> **Supplied records**

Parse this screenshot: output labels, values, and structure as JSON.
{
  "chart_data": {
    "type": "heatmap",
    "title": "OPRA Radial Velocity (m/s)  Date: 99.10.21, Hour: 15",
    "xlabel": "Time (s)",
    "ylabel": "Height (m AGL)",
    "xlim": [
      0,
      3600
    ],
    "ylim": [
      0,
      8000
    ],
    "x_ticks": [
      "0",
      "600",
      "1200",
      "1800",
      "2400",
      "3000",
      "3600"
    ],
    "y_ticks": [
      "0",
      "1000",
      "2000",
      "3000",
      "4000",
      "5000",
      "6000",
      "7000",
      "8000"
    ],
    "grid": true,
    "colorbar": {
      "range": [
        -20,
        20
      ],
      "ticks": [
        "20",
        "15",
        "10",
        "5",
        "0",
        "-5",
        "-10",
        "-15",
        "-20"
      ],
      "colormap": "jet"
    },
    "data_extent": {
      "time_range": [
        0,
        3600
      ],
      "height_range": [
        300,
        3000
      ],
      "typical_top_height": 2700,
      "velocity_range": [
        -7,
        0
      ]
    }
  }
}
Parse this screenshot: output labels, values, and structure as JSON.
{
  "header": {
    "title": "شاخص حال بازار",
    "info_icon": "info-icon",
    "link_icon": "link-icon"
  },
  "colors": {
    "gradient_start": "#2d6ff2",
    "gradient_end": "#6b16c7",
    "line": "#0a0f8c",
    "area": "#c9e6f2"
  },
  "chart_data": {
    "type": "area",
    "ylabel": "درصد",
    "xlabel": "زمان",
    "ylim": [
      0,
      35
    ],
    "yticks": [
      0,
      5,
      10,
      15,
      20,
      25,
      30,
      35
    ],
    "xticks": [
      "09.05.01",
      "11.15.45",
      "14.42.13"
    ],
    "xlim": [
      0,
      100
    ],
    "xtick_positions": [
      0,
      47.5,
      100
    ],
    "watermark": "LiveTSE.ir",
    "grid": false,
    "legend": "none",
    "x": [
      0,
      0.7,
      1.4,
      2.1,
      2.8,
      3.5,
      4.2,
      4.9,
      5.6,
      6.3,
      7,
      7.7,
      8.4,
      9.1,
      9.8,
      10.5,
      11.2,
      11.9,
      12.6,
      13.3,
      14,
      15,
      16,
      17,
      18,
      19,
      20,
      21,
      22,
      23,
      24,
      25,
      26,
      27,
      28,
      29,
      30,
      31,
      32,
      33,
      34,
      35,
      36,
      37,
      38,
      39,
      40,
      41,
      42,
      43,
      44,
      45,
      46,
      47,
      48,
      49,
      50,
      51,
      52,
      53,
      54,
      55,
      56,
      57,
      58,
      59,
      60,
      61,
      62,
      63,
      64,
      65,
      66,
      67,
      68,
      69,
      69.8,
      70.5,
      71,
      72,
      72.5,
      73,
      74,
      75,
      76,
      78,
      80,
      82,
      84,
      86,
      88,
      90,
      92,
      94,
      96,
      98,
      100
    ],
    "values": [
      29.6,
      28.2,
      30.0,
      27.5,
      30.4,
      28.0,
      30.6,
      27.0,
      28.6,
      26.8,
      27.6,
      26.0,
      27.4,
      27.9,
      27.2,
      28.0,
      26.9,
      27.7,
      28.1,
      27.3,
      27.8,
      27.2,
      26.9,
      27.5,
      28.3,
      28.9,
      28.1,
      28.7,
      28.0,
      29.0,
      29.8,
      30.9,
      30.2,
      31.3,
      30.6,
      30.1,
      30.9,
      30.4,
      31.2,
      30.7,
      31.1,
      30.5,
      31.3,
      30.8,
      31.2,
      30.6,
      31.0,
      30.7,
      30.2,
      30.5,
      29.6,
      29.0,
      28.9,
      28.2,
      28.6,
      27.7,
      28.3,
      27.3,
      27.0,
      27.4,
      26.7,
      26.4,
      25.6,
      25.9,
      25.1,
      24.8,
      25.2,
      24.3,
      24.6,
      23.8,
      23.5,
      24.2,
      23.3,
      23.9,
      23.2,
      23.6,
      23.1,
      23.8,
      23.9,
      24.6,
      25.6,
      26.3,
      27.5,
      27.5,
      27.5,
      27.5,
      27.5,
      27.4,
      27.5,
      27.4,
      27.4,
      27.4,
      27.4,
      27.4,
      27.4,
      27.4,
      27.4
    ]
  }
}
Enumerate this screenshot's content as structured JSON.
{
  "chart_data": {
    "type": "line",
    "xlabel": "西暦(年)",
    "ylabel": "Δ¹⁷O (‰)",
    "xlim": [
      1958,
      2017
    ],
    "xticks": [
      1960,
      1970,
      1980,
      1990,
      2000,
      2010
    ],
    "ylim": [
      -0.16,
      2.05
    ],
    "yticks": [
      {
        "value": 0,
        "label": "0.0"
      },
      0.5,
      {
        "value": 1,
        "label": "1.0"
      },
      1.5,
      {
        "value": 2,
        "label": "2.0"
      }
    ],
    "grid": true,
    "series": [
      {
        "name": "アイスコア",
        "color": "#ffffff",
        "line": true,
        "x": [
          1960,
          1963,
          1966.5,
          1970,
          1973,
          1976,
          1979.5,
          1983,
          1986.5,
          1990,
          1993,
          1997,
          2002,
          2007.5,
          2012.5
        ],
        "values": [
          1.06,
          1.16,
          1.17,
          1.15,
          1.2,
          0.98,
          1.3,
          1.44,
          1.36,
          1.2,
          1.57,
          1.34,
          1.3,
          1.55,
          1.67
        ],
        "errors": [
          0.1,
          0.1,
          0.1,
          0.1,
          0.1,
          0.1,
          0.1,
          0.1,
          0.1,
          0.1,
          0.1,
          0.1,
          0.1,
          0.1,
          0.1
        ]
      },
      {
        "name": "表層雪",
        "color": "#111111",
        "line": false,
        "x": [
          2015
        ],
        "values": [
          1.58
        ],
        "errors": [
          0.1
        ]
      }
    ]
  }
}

> **Task description**
Output every record above exactly as it appears.

> **Task answer**
Parse this screenshot: output labels, values, and structure as JSON.
{
  "chart_data": {
    "type": "heatmap",
    "title": "OPRA Radial Velocity (m/s)  Date: 99.10.21, Hour: 15",
    "xlabel": "Time (s)",
    "ylabel": "Height (m AGL)",
    "xlim": [
      0,
      3600
    ],
    "ylim": [
      0,
      8000
    ],
    "x_ticks": [
      "0",
      "600",
      "1200",
      "1800",
      "2400",
      "3000",
      "3600"
    ],
    "y_ticks": [
      "0",
      "1000",
      "2000",
      "3000",
      "4000",
      "5000",
      "6000",
      "7000",
      "8000"
    ],
    "grid": true,
    "colorbar": {
      "range": [
        -20,
        20
      ],
      "ticks": [
        "20",
        "15",
        "10",
        "5",
        "0",
        "-5",
        "-10",
        "-15",
        "-20"
      ],
      "colormap": "jet"
    },
    "data_extent": {
      "time_range": [
        0,
        3600
      ],
      "height_range": [
        300,
        3000
      ],
      "typical_top_height": 2700,
      "velocity_range": [
        -7,
        0
      ]
    }
  }
}
Parse this screenshot: output labels, values, and structure as JSON.
{
  "header": {
    "title": "شاخص حال بازار",
    "info_icon": "info-icon",
    "link_icon": "link-icon"
  },
  "colors": {
    "gradient_start": "#2d6ff2",
    "gradient_end": "#6b16c7",
    "line": "#0a0f8c",
    "area": "#c9e6f2"
  },
  "chart_data": {
    "type": "area",
    "ylabel": "درصد",
    "xlabel": "زمان",
    "ylim": [
      0,
      35
    ],
    "yticks": [
      0,
      5,
      10,
      15,
      20,
      25,
      30,
      35
    ],
    "xticks": [
      "09.05.01",
      "11.15.45",
      "14.42.13"
    ],
    "xlim": [
      0,
      100
    ],
    "xtick_positions": [
      0,
      47.5,
      100
    ],
    "watermark": "LiveTSE.ir",
    "grid": false,
    "legend": "none",
    "x": [
      0,
      0.7,
      1.4,
      2.1,
      2.8,
      3.5,
      4.2,
      4.9,
      5.6,
      6.3,
      7,
      7.7,
      8.4,
      9.1,
      9.8,
      10.5,
      11.2,
      11.9,
      12.6,
      13.3,
      14,
      15,
      16,
      17,
      18,
      19,
      20,
      21,
      22,
      23,
      24,
      25,
      26,
      27,
      28,
      29,
      30,
      31,
      32,
      33,
      34,
      35,
      36,
      37,
      38,
      39,
      40,
      41,
      42,
      43,
      44,
      45,
      46,
      47,
      48,
      49,
      50,
      51,
      52,
      53,
      54,
      55,
      56,
      57,
      58,
      59,
      60,
      61,
      62,
      63,
      64,
      65,
      66,
      67,
      68,
      69,
      69.8,
      70.5,
      71,
      72,
      72.5,
      73,
      74,
      75,
      76,
      78,
      80,
      82,
      84,
      86,
      88,
      90,
      92,
      94,
      96,
      98,
      100
    ],
    "values": [
      29.6,
      28.2,
      30.0,
      27.5,
      30.4,
      28.0,
      30.6,
      27.0,
      28.6,
      26.8,
      27.6,
      26.0,
      27.4,
      27.9,
      27.2,
      28.0,
      26.9,
      27.7,
      28.1,
      27.3,
      27.8,
      27.2,
      26.9,
      27.5,
      28.3,
      28.9,
      28.1,
      28.7,
      28.0,
      29.0,
      29.8,
      30.9,
      30.2,
      31.3,
      30.6,
      30.1,
      30.9,
      30.4,
      31.2,
      30.7,
      31.1,
      30.5,
      31.3,
      30.8,
      31.2,
      30.6,
      31.0,
      30.7,
      30.2,
      30.5,
      29.6,
      29.0,
      28.9,
      28.2,
      28.6,
      27.7,
      28.3,
      27.3,
      27.0,
      27.4,
      26.7,
      26.4,
      25.6,
      25.9,
      25.1,
      24.8,
      25.2,
      24.3,
      24.6,
      23.8,
      23.5,
      24.2,
      23.3,
      23.9,
      23.2,
      23.6,
      23.1,
      23.8,
      23.9,
      24.6,
      25.6,
      26.3,
      27.5,
      27.5,
      27.5,
      27.5,
      27.5,
      27.4,
      27.5,
      27.4,
      27.4,
      27.4,
      27.4,
      27.4,
      27.4,
      27.4,
      27.4
    ]
  }
}
Enumerate this screenshot's content as structured JSON.
{
  "chart_data": {
    "type": "line",
    "xlabel": "西暦(年)",
    "ylabel": "Δ¹⁷O (‰)",
    "xlim": [
      1958,
      2017
    ],
    "xticks": [
      1960,
      1970,
      1980,
      1990,
      2000,
      2010
    ],
    "ylim": [
      -0.16,
      2.05
    ],
    "yticks": [
      {
        "value": 0,
        "label": "0.0"
      },
      0.5,
      {
        "value": 1,
        "label": "1.0"
      },
      1.5,
      {
        "value": 2,
        "label": "2.0"
      }
    ],
    "grid": true,
    "series": [
      {
        "name": "アイスコア",
        "color": "#ffffff",
        "line": true,
        "x": [
          1960,
          1963,
          1966.5,
          1970,
          1973,
          1976,
          1979.5,
          1983,
          1986.5,
          1990,
          1993,
          1997,
          2002,
          2007.5,
          2012.5
        ],
        "values": [
          1.06,
          1.16,
          1.17,
          1.15,
          1.2,
          0.98,
          1.3,
          1.44,
          1.36,
          1.2,
          1.57,
          1.34,
          1.3,
          1.55,
          1.67
        ],
        "errors": [
          0.1,
          0.1,
          0.1,
          0.1,
          0.1,
          0.1,
          0.1,
          0.1,
          0.1,
          0.1,
          0.1,
          0.1,
          0.1,
          0.1,
          0.1
        ]
      },
      {
        "name": "表層雪",
        "color": "#111111",
        "line": false,
        "x": [
          2015
        ],
        "values": [
          1.58
        ],
        "errors": [
          0.1
        ]
      }
    ]
  }
}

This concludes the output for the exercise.